Given text.
__________________________________________________

I have seriously been looking at purchasing this sander, but now I think I will wait and see if jet (WMH) fixes the tilting and dust hood concerns. Thanks for the heads up.


----------



## Bertha (Jan 10, 2011)

Very, very nice.


----------



## Kjuly (May 28, 2009)

Thanks Al,
Keith


----------



## Sanity (Jan 13, 2011)

Keith, I have one of these which I was able to purchase at a very good price about a year ago. I completely agree with the issues that you brought up in the review, particularly with the lack of positive stops. However I did not understand why you rated performance and quality as only 2 stars (you said that the motor was powerful and the machine would sand all day) but for the design you gave it a 3. Are you able to provide more details on the locking pin positive stop mechanism that you installed please?


----------



## Kjuly (May 28, 2009)

Hello Stuart,
I gave the design a 3 star because I liked the ability to use the sander on edge or in the horizontal position. Most edge sanders are set up do only the one basic function, sanding at a right angle to the work platen. This machine will sand at different angles both by pivoting the head and/or using the miter gauge. 
In regards to the quality and performance, you are right I have used it extensively and it sands well. I think I muddied the waters between quality/performance and design. To me, they are so closely related it's hard to separate. For example… Design, the machine runs smooth and does it's job but has an issue with the lack of positive stops. I see it as a design issue but it could also be looked at as a quality issue. I tried to be fair and honest in my rating but I can see where it could be confusing.
The stop mechanism was made from with a small corner bracket and a pull ring plunger. I didn't know the proper name until I found it here.
http://innovative-components.knobsource.com/Asset/Short-Pull-Ring-Plunger.jpg
I purchased it at a local hardware. 
The pull ring plunger was mounted on the corner bracket and the bracket was bolted to the sander base. I took the belt off and locked the head in the square position. I marked the location where the plunger pin contacted the head. I unlocked the head and pivoted it about an inch to see my mark and locked it. After marking the center, I drilled an 1/8" hole about 1/8" deep. Then I took a 1/4" drill bit (the diameter of the pin) and enlarged the first hole. 
I hope that helps.
Keith


----------



## Sanity (Jan 13, 2011)

Keith, thanks for the details. I will certainly try this, because today it is a 2 man job to correctly adjust the head. For my sander I am planning to construct a jig similar to the ones used by luthiers to create fretboards, i.e. for creating a convex radius.


----------



## Kjuly (May 28, 2009)

Hello Stuart,
I would love to see pictures of you jig.
Keith


----------

__________________________________________________

Material shown.
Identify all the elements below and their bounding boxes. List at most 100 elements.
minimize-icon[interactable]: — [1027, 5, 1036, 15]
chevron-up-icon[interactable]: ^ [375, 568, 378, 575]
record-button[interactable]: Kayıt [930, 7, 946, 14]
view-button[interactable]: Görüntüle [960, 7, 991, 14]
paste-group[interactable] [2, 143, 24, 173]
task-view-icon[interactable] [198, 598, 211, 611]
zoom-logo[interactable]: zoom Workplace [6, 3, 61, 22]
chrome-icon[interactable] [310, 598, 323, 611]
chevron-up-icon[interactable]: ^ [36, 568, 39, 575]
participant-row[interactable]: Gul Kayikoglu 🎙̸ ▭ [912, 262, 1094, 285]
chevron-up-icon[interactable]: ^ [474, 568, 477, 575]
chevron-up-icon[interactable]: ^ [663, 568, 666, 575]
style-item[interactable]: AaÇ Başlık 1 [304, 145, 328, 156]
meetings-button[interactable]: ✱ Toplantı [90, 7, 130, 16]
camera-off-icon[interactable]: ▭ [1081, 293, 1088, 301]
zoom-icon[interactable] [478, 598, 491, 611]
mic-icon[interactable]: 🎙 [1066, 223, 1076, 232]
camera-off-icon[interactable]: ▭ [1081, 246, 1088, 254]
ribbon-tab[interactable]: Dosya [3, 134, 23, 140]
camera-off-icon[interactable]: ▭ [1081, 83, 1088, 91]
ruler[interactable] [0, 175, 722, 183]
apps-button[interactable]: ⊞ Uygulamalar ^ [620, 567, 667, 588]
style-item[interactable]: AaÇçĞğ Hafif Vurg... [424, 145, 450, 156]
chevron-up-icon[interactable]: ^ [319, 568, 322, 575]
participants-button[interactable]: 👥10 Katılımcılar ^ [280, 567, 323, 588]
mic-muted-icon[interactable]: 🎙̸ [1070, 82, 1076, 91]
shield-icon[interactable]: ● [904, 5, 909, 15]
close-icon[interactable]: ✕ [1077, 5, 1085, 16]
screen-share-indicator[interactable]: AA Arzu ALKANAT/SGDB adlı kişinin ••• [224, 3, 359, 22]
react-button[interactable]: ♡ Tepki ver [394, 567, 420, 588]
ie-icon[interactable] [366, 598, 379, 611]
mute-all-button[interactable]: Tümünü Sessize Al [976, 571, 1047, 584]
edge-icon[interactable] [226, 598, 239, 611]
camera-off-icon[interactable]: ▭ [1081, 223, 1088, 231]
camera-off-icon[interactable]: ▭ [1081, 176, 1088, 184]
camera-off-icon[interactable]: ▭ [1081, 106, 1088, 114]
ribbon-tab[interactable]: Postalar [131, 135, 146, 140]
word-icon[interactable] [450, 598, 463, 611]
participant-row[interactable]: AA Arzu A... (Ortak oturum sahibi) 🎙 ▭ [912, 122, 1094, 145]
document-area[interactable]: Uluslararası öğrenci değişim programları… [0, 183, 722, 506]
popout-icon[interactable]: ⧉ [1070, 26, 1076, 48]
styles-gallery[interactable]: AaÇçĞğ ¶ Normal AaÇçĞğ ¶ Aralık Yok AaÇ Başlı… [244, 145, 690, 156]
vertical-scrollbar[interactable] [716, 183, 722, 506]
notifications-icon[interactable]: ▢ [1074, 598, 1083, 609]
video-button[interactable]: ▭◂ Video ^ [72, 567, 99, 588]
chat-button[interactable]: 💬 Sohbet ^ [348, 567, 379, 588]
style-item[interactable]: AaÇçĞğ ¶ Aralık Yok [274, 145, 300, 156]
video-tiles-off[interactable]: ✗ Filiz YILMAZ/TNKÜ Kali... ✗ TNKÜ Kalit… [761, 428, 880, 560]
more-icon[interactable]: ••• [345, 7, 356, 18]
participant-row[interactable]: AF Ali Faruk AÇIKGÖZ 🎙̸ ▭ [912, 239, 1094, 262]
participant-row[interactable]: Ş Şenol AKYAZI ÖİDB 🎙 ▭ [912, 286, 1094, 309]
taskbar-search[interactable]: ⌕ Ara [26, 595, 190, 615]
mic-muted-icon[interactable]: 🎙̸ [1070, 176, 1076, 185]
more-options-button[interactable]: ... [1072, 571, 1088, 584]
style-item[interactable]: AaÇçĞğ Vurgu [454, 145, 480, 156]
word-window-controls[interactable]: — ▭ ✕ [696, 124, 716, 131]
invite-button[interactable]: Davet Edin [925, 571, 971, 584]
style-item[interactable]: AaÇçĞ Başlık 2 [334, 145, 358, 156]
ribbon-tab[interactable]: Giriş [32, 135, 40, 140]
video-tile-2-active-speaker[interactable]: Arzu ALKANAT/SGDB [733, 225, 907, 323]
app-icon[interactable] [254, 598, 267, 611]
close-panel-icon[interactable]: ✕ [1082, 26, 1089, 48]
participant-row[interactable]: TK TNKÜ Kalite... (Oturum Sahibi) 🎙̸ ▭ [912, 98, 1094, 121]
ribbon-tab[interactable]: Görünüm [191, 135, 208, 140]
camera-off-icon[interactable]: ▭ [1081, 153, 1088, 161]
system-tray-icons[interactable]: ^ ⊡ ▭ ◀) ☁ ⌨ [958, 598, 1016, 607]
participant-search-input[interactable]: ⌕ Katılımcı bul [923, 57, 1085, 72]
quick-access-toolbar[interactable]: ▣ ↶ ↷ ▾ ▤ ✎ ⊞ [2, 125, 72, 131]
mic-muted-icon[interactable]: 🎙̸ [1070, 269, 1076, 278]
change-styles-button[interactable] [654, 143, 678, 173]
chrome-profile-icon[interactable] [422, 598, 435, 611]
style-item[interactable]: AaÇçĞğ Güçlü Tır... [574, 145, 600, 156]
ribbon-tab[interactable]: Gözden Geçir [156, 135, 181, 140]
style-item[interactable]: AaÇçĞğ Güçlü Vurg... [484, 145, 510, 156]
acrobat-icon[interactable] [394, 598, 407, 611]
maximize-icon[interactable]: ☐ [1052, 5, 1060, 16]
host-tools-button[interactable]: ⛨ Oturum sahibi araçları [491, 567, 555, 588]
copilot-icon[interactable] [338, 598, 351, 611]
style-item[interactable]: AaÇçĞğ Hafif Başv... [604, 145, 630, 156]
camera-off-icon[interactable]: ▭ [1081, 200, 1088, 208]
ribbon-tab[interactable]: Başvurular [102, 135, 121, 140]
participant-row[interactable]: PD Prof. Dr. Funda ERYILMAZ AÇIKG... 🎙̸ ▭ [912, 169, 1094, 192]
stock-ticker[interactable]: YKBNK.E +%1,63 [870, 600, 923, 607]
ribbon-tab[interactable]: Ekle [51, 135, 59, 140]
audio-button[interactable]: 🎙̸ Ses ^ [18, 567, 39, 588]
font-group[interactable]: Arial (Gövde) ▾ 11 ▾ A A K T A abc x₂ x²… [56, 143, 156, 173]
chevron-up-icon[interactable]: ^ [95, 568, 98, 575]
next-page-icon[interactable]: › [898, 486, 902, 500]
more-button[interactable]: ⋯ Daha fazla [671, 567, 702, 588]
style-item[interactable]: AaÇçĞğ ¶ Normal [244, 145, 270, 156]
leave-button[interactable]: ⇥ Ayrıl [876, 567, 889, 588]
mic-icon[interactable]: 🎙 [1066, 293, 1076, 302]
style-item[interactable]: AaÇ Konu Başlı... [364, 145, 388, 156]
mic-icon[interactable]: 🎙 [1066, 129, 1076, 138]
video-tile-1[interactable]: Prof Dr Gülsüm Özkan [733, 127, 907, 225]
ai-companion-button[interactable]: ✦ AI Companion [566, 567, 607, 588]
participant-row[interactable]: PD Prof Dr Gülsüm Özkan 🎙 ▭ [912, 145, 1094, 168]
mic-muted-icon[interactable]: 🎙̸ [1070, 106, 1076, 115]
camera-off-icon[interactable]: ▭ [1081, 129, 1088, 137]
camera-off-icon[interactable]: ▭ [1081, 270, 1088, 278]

__________________________________________________

Please copy out the whole forum thread about the edge sander above, word for word.

Output below.
I have seriously been looking at purchasing this sander, but now I think I will wait and see if jet (WMH) fixes the tilting and dust hood concerns. Thanks for the heads up.


----------



## Bertha (Jan 10, 2011)

Very, very nice.


----------



## Kjuly (May 28, 2009)

Thanks Al,
Keith


----------



## Sanity (Jan 13, 2011)

Keith, I have one of these which I was able to purchase at a very good price about a year ago. I completely agree with the issues that you brought up in the review, particularly with the lack of positive stops. However I did not understand why you rated performance and quality as only 2 stars (you said that the motor was powerful and the machine would sand all day) but for the design you gave it a 3. Are you able to provide more details on the locking pin positive stop mechanism that you installed please?


----------



## Kjuly (May 28, 2009)

Hello Stuart,
I gave the design a 3 star because I liked the ability to use the sander on edge or in the horizontal position. Most edge sanders are set up do only the one basic function, sanding at a right angle to the work platen. This machine will sand at different angles both by pivoting the head and/or using the miter gauge. 
In regards to the quality and performance, you are right I have used it extensively and it sands well. I think I muddied the waters between quality/performance and design. To me, they are so closely related it's hard to separate. For example… Design, the machine runs smooth and does it's job but has an issue with the lack of positive stops. I see it as a design issue but it could also be looked at as a quality issue. I tried to be fair and honest in my rating but I can see where it could be confusing.
The stop mechanism was made from with a small corner bracket and a pull ring plunger. I didn't know the proper name until I found it here.
http://innovative-components.knobsource.com/Asset/Short-Pull-Ring-Plunger.jpg
I purchased it at a local hardware. 
The pull ring plunger was mounted on the corner bracket and the bracket was bolted to the sander base. I took the belt off and locked the head in the square position. I marked the location where the plunger pin contacted the head. I unlocked the head and pivoted it about an inch to see my mark and locked it. After marking the center, I drilled an 1/8" hole about 1/8" deep. Then I took a 1/4" drill bit (the diameter of the pin) and enlarged the first hole. 
I hope that helps.
Keith


----------



## Sanity (Jan 13, 2011)

Keith, thanks for the details. I will certainly try this, because today it is a 2 man job to correctly adjust the head. For my sander I am planning to construct a jig similar to the ones used by luthiers to create fretboards, i.e. for creating a convex radius.


----------



## Kjuly (May 28, 2009)

Hello Stuart,
I would love to see pictures of you jig.
Keith


----------